Beneath this sentence is a set of records; write each of them out exactly.
[START OF Materials provided]
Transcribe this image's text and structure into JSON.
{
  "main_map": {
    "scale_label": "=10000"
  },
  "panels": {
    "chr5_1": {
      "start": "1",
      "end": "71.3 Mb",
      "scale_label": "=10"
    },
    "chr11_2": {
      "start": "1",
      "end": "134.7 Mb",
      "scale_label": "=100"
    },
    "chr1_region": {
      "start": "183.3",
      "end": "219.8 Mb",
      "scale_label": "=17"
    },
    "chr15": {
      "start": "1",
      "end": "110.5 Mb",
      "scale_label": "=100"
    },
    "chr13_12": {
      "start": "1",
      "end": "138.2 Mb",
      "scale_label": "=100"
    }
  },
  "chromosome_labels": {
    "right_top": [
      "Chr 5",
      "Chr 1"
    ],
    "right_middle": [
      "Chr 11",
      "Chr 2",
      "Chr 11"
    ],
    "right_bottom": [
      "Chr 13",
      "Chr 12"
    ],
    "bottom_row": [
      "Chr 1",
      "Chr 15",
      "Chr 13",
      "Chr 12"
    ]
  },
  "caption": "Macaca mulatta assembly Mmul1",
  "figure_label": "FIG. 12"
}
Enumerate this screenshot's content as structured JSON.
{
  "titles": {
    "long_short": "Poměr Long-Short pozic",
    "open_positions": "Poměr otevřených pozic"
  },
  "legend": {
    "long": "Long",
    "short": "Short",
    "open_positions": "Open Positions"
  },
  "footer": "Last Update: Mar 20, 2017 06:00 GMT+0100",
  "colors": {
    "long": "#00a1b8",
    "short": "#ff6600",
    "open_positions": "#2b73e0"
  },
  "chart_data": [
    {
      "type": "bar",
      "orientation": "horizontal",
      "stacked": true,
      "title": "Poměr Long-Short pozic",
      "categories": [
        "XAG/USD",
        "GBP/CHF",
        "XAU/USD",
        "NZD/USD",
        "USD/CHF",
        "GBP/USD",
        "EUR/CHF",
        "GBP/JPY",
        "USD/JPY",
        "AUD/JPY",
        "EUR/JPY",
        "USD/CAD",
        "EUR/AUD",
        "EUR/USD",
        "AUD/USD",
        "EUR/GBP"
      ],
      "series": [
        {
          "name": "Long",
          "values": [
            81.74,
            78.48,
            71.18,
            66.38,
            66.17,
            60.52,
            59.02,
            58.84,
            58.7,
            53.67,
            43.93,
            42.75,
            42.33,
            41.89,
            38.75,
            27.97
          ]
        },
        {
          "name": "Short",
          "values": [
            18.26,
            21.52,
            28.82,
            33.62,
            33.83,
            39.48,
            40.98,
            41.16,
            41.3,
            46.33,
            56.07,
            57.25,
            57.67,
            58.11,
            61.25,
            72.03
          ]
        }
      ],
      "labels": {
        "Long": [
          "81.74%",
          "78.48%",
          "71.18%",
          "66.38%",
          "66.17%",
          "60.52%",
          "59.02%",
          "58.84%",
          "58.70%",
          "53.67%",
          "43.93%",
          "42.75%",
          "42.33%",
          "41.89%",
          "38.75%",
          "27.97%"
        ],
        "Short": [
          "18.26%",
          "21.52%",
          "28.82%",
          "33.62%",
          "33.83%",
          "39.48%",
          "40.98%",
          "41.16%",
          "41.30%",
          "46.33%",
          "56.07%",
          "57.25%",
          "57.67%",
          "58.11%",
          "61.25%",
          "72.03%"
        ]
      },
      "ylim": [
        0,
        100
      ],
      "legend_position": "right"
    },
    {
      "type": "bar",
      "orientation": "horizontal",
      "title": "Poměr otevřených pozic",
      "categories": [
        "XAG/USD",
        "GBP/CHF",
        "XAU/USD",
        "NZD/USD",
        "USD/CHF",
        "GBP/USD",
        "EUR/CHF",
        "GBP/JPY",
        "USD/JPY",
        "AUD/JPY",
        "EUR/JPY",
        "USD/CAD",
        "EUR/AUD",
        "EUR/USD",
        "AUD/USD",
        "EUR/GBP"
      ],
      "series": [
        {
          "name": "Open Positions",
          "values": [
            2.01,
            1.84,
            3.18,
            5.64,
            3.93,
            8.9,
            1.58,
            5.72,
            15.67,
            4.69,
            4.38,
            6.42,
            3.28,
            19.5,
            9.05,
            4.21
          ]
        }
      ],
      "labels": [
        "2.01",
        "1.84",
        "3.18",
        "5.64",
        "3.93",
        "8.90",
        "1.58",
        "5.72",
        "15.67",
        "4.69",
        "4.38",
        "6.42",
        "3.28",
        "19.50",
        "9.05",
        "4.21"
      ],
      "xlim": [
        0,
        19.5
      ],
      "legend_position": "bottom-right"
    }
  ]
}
[END OF Materials provided]
- **Full solution**
Transcribe this image's text and structure into JSON.
{
  "main_map": {
    "scale_label": "=10000"
  },
  "panels": {
    "chr5_1": {
      "start": "1",
      "end": "71.3 Mb",
      "scale_label": "=10"
    },
    "chr11_2": {
      "start": "1",
      "end": "134.7 Mb",
      "scale_label": "=100"
    },
    "chr1_region": {
      "start": "183.3",
      "end": "219.8 Mb",
      "scale_label": "=17"
    },
    "chr15": {
      "start": "1",
      "end": "110.5 Mb",
      "scale_label": "=100"
    },
    "chr13_12": {
      "start": "1",
      "end": "138.2 Mb",
      "scale_label": "=100"
    }
  },
  "chromosome_labels": {
    "right_top": [
      "Chr 5",
      "Chr 1"
    ],
    "right_middle": [
      "Chr 11",
      "Chr 2",
      "Chr 11"
    ],
    "right_bottom": [
      "Chr 13",
      "Chr 12"
    ],
    "bottom_row": [
      "Chr 1",
      "Chr 15",
      "Chr 13",
      "Chr 12"
    ]
  },
  "caption": "Macaca mulatta assembly Mmul1",
  "figure_label": "FIG. 12"
}
Enumerate this screenshot's content as structured JSON.
{
  "titles": {
    "long_short": "Poměr Long-Short pozic",
    "open_positions": "Poměr otevřených pozic"
  },
  "legend": {
    "long": "Long",
    "short": "Short",
    "open_positions": "Open Positions"
  },
  "footer": "Last Update: Mar 20, 2017 06:00 GMT+0100",
  "colors": {
    "long": "#00a1b8",
    "short": "#ff6600",
    "open_positions": "#2b73e0"
  },
  "chart_data": [
    {
      "type": "bar",
      "orientation": "horizontal",
      "stacked": true,
      "title": "Poměr Long-Short pozic",
      "categories": [
        "XAG/USD",
        "GBP/CHF",
        "XAU/USD",
        "NZD/USD",
        "USD/CHF",
        "GBP/USD",
        "EUR/CHF",
        "GBP/JPY",
        "USD/JPY",
        "AUD/JPY",
        "EUR/JPY",
        "USD/CAD",
        "EUR/AUD",
        "EUR/USD",
        "AUD/USD",
        "EUR/GBP"
      ],
      "series": [
        {
          "name": "Long",
          "values": [
            81.74,
            78.48,
            71.18,
            66.38,
            66.17,
            60.52,
            59.02,
            58.84,
            58.7,
            53.67,
            43.93,
            42.75,
            42.33,
            41.89,
            38.75,
            27.97
          ]
        },
        {
          "name": "Short",
          "values": [
            18.26,
            21.52,
            28.82,
            33.62,
            33.83,
            39.48,
            40.98,
            41.16,
            41.3,
            46.33,
            56.07,
            57.25,
            57.67,
            58.11,
            61.25,
            72.03
          ]
        }
      ],
      "labels": {
        "Long": [
          "81.74%",
          "78.48%",
          "71.18%",
          "66.38%",
          "66.17%",
          "60.52%",
          "59.02%",
          "58.84%",
          "58.70%",
          "53.67%",
          "43.93%",
          "42.75%",
          "42.33%",
          "41.89%",
          "38.75%",
          "27.97%"
        ],
        "Short": [
          "18.26%",
          "21.52%",
          "28.82%",
          "33.62%",
          "33.83%",
          "39.48%",
          "40.98%",
          "41.16%",
          "41.30%",
          "46.33%",
          "56.07%",
          "57.25%",
          "57.67%",
          "58.11%",
          "61.25%",
          "72.03%"
        ]
      },
      "ylim": [
        0,
        100
      ],
      "legend_position": "right"
    },
    {
      "type": "bar",
      "orientation": "horizontal",
      "title": "Poměr otevřených pozic",
      "categories": [
        "XAG/USD",
        "GBP/CHF",
        "XAU/USD",
        "NZD/USD",
        "USD/CHF",
        "GBP/USD",
        "EUR/CHF",
        "GBP/JPY",
        "USD/JPY",
        "AUD/JPY",
        "EUR/JPY",
        "USD/CAD",
        "EUR/AUD",
        "EUR/USD",
        "AUD/USD",
        "EUR/GBP"
      ],
      "series": [
        {
          "name": "Open Positions",
          "values": [
            2.01,
            1.84,
            3.18,
            5.64,
            3.93,
            8.9,
            1.58,
            5.72,
            15.67,
            4.69,
            4.38,
            6.42,
            3.28,
            19.5,
            9.05,
            4.21
          ]
        }
      ],
      "labels": [
        "2.01",
        "1.84",
        "3.18",
        "5.64",
        "3.93",
        "8.90",
        "1.58",
        "5.72",
        "15.67",
        "4.69",
        "4.38",
        "6.42",
        "3.28",
        "19.50",
        "9.05",
        "4.21"
      ],
      "xlim": [
        0,
        19.5
      ],
      "legend_position": "bottom-right"
    }
  ]
}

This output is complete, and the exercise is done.